What is being asked =
Repeat the listing in full, preserving every character.

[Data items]
------------

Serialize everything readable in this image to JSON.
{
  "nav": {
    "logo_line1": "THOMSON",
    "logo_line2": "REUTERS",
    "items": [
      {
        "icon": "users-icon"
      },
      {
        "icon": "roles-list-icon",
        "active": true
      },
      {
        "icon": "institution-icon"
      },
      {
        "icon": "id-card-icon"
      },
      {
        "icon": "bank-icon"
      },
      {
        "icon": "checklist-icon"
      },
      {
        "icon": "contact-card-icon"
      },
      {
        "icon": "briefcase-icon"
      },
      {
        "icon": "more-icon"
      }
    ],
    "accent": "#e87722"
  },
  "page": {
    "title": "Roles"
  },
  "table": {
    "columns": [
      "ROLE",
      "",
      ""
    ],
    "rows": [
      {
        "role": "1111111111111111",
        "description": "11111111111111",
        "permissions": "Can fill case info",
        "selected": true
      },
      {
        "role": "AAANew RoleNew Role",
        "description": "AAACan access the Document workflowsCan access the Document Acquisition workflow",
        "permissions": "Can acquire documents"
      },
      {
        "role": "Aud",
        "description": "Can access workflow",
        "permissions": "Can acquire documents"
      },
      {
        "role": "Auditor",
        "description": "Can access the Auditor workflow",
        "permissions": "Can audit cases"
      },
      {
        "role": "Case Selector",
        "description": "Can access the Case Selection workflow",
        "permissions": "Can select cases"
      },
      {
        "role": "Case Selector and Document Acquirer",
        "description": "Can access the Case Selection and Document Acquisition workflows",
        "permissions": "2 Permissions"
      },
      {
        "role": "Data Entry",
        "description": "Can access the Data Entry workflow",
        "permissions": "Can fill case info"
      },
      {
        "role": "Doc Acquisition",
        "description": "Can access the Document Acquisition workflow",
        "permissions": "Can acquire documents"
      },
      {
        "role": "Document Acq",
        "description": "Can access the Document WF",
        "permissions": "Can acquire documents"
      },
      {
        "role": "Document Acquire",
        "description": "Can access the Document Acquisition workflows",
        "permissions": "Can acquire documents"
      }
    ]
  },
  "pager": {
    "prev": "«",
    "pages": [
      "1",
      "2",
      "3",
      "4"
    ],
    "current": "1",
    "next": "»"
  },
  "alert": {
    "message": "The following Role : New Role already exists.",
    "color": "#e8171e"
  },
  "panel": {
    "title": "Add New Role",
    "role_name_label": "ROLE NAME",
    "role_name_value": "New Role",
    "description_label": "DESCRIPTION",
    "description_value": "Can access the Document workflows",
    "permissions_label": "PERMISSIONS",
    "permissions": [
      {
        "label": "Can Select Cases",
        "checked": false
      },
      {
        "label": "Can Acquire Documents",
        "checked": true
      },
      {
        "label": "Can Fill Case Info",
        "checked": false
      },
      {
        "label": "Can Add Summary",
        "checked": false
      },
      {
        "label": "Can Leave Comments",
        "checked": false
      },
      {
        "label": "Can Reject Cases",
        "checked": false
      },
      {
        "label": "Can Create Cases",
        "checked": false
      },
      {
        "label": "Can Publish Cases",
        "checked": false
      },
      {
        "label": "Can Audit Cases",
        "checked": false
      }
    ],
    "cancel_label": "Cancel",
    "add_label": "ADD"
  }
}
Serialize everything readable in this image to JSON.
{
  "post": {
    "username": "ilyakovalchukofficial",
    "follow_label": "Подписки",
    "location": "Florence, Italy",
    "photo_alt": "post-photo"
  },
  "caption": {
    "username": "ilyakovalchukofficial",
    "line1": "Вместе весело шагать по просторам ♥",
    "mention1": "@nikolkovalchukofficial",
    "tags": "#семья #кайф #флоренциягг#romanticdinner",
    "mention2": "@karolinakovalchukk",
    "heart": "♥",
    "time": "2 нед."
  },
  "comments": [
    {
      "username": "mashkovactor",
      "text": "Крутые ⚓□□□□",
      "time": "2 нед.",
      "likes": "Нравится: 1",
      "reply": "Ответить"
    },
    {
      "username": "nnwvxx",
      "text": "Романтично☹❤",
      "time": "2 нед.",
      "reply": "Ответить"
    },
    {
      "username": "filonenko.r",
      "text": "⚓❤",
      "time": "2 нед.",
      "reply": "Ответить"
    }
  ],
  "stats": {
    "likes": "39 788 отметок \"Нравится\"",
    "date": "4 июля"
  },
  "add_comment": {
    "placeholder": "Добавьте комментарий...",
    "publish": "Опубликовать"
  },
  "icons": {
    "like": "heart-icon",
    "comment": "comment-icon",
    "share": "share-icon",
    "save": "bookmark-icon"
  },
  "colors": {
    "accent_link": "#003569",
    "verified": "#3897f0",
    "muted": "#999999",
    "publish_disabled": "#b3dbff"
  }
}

------------

Task result =
Serialize everything readable in this image to JSON.
{
  "nav": {
    "logo_line1": "THOMSON",
    "logo_line2": "REUTERS",
    "items": [
      {
        "icon": "users-icon"
      },
      {
        "icon": "roles-list-icon",
        "active": true
      },
      {
        "icon": "institution-icon"
      },
      {
        "icon": "id-card-icon"
      },
      {
        "icon": "bank-icon"
      },
      {
        "icon": "checklist-icon"
      },
      {
        "icon": "contact-card-icon"
      },
      {
        "icon": "briefcase-icon"
      },
      {
        "icon": "more-icon"
      }
    ],
    "accent": "#e87722"
  },
  "page": {
    "title": "Roles"
  },
  "table": {
    "columns": [
      "ROLE",
      "",
      ""
    ],
    "rows": [
      {
        "role": "1111111111111111",
        "description": "11111111111111",
        "permissions": "Can fill case info",
        "selected": true
      },
      {
        "role": "AAANew RoleNew Role",
        "description": "AAACan access the Document workflowsCan access the Document Acquisition workflow",
        "permissions": "Can acquire documents"
      },
      {
        "role": "Aud",
        "description": "Can access workflow",
        "permissions": "Can acquire documents"
      },
      {
        "role": "Auditor",
        "description": "Can access the Auditor workflow",
        "permissions": "Can audit cases"
      },
      {
        "role": "Case Selector",
        "description": "Can access the Case Selection workflow",
        "permissions": "Can select cases"
      },
      {
        "role": "Case Selector and Document Acquirer",
        "description": "Can access the Case Selection and Document Acquisition workflows",
        "permissions": "2 Permissions"
      },
      {
        "role": "Data Entry",
        "description": "Can access the Data Entry workflow",
        "permissions": "Can fill case info"
      },
      {
        "role": "Doc Acquisition",
        "description": "Can access the Document Acquisition workflow",
        "permissions": "Can acquire documents"
      },
      {
        "role": "Document Acq",
        "description": "Can access the Document WF",
        "permissions": "Can acquire documents"
      },
      {
        "role": "Document Acquire",
        "description": "Can access the Document Acquisition workflows",
        "permissions": "Can acquire documents"
      }
    ]
  },
  "pager": {
    "prev": "«",
    "pages": [
      "1",
      "2",
      "3",
      "4"
    ],
    "current": "1",
    "next": "»"
  },
  "alert": {
    "message": "The following Role : New Role already exists.",
    "color": "#e8171e"
  },
  "panel": {
    "title": "Add New Role",
    "role_name_label": "ROLE NAME",
    "role_name_value": "New Role",
    "description_label": "DESCRIPTION",
    "description_value": "Can access the Document workflows",
    "permissions_label": "PERMISSIONS",
    "permissions": [
      {
        "label": "Can Select Cases",
        "checked": false
      },
      {
        "label": "Can Acquire Documents",
        "checked": true
      },
      {
        "label": "Can Fill Case Info",
        "checked": false
      },
      {
        "label": "Can Add Summary",
        "checked": false
      },
      {
        "label": "Can Leave Comments",
        "checked": false
      },
      {
        "label": "Can Reject Cases",
        "checked": false
      },
      {
        "label": "Can Create Cases",
        "checked": false
      },
      {
        "label": "Can Publish Cases",
        "checked": false
      },
      {
        "label": "Can Audit Cases",
        "checked": false
      }
    ],
    "cancel_label": "Cancel",
    "add_label": "ADD"
  }
}
Serialize everything readable in this image to JSON.
{
  "post": {
    "username": "ilyakovalchukofficial",
    "follow_label": "Подписки",
    "location": "Florence, Italy",
    "photo_alt": "post-photo"
  },
  "caption": {
    "username": "ilyakovalchukofficial",
    "line1": "Вместе весело шагать по просторам ♥",
    "mention1": "@nikolkovalchukofficial",
    "tags": "#семья #кайф #флоренциягг#romanticdinner",
    "mention2": "@karolinakovalchukk",
    "heart": "♥",
    "time": "2 нед."
  },
  "comments": [
    {
      "username": "mashkovactor",
      "text": "Крутые ⚓□□□□",
      "time": "2 нед.",
      "likes": "Нравится: 1",
      "reply": "Ответить"
    },
    {
      "username": "nnwvxx",
      "text": "Романтично☹❤",
      "time": "2 нед.",
      "reply": "Ответить"
    },
    {
      "username": "filonenko.r",
      "text": "⚓❤",
      "time": "2 нед.",
      "reply": "Ответить"
    }
  ],
  "stats": {
    "likes": "39 788 отметок \"Нравится\"",
    "date": "4 июля"
  },
  "add_comment": {
    "placeholder": "Добавьте комментарий...",
    "publish": "Опубликовать"
  },
  "icons": {
    "like": "heart-icon",
    "comment": "comment-icon",
    "share": "share-icon",
    "save": "bookmark-icon"
  },
  "colors": {
    "accent_link": "#003569",
    "verified": "#3897f0",
    "muted": "#999999",
    "publish_disabled": "#b3dbff"
  }
}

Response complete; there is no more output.